Instruction: Write the number of lines holding the word "baseline", and nothing else.

Provided data:
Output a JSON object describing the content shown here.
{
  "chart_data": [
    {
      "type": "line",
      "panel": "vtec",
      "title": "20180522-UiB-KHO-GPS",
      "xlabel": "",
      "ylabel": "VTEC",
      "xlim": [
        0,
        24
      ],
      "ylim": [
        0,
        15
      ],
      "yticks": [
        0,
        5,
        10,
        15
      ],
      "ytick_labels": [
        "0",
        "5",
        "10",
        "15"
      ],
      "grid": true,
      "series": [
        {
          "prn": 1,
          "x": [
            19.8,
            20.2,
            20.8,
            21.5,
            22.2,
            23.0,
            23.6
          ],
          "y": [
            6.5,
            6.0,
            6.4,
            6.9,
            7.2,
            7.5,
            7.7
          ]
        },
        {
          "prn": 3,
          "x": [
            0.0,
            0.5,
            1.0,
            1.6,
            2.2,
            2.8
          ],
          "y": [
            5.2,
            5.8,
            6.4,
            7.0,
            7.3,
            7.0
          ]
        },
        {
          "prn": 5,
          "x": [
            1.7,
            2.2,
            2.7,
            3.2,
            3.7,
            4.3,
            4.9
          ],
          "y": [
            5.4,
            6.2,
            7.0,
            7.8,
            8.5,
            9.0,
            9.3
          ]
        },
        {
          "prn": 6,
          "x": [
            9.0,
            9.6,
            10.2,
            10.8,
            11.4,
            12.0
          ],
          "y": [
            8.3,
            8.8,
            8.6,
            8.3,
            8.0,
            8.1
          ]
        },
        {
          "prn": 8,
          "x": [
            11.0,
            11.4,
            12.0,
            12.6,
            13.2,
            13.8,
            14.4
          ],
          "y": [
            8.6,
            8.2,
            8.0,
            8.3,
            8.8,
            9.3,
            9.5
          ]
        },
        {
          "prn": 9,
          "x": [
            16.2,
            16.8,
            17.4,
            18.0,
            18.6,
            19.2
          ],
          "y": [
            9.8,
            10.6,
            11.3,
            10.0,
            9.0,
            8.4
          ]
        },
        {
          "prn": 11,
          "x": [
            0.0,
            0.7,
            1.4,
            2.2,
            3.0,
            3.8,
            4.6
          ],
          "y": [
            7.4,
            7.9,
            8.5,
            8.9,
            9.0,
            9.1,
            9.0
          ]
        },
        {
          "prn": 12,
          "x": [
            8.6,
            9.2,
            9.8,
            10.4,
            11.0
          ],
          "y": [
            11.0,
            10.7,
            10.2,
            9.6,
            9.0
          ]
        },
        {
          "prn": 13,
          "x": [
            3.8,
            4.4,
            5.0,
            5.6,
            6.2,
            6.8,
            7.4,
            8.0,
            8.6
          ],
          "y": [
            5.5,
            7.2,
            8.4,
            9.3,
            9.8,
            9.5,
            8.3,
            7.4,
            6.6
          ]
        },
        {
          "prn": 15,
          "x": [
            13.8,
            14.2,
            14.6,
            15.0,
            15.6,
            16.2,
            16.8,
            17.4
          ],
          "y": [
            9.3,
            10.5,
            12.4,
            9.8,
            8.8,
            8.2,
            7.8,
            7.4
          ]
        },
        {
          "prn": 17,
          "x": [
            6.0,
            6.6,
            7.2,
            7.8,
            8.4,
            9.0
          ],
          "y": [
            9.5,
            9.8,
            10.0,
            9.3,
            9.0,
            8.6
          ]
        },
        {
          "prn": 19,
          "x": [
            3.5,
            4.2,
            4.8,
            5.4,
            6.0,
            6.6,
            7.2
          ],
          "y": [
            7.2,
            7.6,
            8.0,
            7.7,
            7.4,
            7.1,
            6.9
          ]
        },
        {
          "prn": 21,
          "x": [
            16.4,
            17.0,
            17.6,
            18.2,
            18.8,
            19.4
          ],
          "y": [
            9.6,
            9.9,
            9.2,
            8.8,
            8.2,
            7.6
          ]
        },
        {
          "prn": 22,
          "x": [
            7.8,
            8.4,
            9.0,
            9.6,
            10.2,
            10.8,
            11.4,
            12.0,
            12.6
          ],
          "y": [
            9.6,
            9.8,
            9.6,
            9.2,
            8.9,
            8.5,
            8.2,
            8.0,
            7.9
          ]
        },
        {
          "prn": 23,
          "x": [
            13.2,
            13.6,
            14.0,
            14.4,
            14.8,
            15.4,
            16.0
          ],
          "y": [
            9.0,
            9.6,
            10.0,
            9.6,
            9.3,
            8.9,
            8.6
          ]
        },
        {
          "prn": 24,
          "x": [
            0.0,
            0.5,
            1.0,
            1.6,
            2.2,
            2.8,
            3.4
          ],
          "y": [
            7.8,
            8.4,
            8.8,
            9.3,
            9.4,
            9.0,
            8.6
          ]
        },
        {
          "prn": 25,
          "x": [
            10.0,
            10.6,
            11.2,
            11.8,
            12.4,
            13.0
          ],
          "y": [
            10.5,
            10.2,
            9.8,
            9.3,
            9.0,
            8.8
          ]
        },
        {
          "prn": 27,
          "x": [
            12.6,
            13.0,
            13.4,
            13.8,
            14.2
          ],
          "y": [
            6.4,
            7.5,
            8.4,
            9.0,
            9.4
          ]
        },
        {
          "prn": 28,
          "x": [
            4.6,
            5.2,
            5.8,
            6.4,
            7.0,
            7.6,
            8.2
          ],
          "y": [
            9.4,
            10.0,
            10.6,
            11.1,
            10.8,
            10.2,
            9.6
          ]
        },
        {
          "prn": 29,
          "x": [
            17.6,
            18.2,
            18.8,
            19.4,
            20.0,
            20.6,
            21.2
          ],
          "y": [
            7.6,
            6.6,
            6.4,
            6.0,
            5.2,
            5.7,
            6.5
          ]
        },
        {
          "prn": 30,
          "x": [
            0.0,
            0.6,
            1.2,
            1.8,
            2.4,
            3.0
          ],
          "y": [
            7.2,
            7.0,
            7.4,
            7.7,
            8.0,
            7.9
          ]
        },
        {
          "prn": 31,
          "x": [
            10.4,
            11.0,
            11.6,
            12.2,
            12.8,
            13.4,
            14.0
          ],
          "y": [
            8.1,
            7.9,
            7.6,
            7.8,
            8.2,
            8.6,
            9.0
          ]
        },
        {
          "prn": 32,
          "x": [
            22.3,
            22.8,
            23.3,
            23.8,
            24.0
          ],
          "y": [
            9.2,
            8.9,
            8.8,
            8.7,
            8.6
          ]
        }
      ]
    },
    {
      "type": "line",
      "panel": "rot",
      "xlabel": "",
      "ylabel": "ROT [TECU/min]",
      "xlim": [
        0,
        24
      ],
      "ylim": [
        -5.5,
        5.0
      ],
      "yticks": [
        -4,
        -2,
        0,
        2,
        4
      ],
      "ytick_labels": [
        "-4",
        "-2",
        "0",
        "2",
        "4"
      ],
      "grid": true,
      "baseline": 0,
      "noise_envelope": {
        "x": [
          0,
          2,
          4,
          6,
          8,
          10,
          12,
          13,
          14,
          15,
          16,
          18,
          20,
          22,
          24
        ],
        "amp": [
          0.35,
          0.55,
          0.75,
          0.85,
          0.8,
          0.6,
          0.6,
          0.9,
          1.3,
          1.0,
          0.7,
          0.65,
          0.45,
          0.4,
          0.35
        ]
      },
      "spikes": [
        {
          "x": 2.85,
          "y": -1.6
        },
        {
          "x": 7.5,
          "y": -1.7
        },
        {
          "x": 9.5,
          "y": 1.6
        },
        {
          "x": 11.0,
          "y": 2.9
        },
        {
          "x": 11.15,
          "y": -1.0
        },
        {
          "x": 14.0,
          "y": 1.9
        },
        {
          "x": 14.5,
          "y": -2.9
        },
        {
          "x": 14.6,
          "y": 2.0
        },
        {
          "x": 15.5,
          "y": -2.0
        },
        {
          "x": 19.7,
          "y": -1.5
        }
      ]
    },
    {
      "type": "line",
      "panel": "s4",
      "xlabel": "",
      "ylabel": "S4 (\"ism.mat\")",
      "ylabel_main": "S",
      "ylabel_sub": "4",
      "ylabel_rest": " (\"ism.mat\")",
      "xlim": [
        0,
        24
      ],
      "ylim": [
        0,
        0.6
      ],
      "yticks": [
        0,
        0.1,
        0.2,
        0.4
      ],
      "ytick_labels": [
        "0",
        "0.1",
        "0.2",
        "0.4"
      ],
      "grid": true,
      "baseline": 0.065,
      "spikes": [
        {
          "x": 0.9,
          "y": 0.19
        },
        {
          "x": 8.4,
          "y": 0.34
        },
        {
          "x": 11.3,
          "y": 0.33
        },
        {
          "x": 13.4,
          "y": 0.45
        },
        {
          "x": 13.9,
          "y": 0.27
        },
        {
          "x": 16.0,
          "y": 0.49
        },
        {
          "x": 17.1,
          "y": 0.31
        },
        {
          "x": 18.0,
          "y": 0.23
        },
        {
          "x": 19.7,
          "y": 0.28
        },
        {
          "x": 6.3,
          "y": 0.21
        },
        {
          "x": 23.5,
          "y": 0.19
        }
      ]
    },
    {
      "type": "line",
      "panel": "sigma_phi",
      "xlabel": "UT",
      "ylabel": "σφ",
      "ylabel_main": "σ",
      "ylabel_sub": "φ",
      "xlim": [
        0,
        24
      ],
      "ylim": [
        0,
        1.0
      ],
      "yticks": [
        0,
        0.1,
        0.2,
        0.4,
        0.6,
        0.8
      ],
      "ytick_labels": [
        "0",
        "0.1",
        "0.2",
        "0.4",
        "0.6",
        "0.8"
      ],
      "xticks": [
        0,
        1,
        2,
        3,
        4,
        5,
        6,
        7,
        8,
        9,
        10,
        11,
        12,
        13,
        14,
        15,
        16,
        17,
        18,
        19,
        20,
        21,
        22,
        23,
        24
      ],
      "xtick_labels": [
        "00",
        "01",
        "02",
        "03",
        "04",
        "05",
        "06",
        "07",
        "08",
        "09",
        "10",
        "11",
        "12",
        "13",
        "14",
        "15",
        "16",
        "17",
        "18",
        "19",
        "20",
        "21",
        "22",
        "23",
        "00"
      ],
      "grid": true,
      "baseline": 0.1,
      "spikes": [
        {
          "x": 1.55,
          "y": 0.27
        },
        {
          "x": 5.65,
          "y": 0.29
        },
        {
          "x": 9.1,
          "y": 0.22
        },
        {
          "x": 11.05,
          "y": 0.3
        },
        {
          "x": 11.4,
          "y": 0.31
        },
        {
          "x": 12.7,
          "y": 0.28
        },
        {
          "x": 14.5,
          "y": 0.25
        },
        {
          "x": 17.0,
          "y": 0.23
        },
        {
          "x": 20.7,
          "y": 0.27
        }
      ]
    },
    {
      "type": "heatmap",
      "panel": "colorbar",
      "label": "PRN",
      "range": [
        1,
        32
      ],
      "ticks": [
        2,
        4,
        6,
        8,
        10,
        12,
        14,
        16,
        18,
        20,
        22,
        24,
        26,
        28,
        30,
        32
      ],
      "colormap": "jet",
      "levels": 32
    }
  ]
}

Solution: 3